▸ **Work required**
Select the lines that contain "with" and copy each of them.

Begin The data

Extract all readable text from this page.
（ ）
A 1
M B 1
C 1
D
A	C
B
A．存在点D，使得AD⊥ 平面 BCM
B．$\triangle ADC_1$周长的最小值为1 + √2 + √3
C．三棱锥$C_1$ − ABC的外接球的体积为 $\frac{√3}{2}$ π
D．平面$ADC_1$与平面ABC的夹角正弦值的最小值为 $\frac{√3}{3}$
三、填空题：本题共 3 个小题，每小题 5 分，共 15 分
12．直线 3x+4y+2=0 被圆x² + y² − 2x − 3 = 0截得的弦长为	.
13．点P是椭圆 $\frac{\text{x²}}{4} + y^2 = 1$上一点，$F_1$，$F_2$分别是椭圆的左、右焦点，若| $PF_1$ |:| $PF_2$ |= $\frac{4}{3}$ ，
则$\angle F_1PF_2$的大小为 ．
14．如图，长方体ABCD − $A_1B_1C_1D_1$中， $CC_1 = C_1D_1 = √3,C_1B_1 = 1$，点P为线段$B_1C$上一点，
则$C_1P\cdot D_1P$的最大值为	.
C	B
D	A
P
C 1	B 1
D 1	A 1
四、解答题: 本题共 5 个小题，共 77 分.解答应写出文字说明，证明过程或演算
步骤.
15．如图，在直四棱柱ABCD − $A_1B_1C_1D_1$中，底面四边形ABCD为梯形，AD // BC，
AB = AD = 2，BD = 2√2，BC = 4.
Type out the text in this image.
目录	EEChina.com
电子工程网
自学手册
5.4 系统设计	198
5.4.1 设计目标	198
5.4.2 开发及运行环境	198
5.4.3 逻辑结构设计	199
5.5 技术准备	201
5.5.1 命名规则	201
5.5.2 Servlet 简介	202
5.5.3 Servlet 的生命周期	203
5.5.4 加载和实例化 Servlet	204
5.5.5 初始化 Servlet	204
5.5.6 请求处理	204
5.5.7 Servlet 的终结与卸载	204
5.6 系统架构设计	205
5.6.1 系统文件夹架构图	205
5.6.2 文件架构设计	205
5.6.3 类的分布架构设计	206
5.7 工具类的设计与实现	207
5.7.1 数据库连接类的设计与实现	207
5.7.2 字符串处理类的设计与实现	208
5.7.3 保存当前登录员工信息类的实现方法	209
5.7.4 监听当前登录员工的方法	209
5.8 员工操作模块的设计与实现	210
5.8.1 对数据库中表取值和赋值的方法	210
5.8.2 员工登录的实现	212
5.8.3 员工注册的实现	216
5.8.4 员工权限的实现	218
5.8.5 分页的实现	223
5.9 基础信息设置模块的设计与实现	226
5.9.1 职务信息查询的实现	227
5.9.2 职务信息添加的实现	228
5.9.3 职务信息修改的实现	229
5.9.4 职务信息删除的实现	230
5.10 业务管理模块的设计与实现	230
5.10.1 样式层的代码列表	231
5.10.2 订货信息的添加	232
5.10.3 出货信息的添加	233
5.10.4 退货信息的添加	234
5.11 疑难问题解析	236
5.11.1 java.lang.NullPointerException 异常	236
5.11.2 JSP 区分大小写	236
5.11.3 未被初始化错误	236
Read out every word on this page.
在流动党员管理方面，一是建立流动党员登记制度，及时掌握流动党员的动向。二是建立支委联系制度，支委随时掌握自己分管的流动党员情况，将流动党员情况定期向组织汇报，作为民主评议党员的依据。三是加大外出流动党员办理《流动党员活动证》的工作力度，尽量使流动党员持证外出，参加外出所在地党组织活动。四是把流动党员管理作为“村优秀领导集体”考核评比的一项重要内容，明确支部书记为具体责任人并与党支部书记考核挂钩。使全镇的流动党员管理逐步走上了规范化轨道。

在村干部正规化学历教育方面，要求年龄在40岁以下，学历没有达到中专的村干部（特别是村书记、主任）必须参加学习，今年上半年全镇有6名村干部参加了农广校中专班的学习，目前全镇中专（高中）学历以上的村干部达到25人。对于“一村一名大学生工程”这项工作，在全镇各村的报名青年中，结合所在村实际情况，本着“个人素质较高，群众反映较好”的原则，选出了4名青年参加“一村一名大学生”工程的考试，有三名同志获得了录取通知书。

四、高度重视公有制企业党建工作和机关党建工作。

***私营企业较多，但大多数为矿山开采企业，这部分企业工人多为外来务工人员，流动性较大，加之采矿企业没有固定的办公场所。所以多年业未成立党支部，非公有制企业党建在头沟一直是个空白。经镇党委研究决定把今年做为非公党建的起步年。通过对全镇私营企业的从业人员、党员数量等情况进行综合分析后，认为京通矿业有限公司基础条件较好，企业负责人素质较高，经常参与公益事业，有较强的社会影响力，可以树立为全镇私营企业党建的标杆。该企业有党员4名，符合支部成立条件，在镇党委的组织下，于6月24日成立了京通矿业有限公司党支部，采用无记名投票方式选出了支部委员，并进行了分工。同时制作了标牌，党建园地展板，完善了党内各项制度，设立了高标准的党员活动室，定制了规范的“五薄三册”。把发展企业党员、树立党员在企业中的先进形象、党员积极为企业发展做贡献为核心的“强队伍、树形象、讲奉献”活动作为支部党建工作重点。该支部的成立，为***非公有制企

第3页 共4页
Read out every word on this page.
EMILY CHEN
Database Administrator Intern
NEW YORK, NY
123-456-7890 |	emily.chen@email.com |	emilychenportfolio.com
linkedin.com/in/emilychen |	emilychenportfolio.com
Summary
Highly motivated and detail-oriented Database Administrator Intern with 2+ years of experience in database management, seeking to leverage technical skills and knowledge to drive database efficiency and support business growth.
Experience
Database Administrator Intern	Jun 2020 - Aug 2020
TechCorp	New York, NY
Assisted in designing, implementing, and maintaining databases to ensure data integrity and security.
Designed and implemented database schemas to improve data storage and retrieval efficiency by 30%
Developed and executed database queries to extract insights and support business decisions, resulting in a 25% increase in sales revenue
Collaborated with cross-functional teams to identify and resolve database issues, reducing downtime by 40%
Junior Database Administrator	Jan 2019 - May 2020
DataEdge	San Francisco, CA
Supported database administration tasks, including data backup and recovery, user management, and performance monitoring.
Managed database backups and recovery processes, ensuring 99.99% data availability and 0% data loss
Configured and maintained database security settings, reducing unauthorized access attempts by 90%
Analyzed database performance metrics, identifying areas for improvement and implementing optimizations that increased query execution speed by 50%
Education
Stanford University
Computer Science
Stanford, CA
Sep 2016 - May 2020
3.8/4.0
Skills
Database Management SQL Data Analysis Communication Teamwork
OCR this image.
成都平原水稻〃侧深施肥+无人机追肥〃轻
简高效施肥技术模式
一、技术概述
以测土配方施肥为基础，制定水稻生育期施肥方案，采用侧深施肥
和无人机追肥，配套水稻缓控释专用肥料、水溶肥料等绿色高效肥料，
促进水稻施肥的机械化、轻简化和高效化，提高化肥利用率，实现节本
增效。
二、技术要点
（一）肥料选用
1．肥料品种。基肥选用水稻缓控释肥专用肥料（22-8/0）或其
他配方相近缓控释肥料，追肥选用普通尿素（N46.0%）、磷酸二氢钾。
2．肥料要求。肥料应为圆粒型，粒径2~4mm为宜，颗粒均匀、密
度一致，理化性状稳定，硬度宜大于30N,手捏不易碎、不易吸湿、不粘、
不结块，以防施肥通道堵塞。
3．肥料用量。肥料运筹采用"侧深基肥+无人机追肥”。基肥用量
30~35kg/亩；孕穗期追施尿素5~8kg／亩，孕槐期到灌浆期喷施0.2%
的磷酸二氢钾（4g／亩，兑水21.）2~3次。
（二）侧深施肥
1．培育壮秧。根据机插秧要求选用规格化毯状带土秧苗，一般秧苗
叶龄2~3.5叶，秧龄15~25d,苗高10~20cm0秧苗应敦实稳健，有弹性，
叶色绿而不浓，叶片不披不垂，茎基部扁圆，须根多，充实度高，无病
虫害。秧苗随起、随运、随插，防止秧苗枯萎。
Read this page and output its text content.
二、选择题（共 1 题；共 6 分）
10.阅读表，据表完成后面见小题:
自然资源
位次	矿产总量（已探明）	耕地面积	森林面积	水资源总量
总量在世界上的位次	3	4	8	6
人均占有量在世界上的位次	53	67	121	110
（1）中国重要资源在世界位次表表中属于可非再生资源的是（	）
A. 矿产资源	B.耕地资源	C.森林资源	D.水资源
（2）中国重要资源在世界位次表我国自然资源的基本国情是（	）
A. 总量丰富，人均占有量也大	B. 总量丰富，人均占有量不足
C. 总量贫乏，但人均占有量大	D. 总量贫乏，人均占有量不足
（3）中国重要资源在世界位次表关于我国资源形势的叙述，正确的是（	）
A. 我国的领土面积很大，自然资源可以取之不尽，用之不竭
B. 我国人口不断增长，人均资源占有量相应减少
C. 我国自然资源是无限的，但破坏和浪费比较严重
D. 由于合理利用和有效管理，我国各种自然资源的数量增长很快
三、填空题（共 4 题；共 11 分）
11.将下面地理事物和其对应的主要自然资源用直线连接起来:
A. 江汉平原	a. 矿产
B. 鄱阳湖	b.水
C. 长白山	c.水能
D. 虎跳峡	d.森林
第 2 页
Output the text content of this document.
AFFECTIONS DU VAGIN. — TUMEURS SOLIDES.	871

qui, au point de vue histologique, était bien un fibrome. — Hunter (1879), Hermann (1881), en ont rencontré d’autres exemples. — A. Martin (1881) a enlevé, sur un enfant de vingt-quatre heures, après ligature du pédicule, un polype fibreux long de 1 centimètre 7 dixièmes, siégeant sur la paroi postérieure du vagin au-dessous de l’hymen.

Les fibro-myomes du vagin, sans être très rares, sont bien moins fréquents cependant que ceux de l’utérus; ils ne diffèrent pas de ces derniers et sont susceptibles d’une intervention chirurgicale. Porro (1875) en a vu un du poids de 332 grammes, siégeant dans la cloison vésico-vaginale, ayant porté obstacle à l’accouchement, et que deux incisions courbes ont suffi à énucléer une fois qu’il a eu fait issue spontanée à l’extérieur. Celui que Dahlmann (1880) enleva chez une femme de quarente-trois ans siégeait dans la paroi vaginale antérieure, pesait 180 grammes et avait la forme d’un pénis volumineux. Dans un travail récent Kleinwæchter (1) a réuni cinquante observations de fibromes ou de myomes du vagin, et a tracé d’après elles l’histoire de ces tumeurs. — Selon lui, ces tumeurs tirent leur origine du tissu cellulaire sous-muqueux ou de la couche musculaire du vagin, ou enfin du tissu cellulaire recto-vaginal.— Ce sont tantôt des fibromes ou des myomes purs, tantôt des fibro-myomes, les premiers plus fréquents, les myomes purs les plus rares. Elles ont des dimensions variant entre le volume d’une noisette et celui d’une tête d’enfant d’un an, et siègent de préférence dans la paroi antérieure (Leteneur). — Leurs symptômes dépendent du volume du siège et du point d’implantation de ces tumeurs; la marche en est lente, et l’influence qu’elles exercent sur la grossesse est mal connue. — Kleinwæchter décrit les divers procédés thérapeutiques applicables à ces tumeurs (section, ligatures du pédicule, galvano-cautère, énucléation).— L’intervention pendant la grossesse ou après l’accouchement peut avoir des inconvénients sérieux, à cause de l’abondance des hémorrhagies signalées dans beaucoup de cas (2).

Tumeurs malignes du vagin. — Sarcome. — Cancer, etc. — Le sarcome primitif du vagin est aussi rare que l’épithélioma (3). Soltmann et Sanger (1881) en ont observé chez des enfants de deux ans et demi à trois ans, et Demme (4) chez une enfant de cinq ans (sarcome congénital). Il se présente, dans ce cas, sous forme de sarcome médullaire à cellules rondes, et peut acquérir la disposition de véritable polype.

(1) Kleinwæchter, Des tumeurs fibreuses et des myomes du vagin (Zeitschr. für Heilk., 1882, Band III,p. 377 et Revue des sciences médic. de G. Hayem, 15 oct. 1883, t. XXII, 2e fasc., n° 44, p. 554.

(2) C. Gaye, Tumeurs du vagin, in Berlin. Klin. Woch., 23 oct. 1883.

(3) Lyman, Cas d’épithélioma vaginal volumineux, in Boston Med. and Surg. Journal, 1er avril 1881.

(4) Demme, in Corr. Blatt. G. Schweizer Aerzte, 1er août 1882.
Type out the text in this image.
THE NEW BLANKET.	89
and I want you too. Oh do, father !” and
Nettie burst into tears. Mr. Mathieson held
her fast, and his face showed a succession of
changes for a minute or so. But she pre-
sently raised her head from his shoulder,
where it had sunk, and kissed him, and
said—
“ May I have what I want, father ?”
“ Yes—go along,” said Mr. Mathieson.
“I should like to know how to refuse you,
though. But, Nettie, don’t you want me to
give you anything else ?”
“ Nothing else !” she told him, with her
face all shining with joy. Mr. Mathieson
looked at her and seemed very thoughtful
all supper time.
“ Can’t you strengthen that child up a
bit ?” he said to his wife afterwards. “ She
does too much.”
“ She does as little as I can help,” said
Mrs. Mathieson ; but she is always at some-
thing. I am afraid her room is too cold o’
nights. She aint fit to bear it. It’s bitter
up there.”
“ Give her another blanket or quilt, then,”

End The data

▸ **Exercise output**
Highly motivated and detail-oriented Database Administrator Intern with 2+ years of experience in database management, seeking to leverage technical skills and knowledge to drive database efficiency and support business growth.
Collaborated with cross-functional teams to identify and resolve database issues, reducing downtime by 40%
“ Nothing else !” she told him, with her
face all shining with joy. Mr. Mathieson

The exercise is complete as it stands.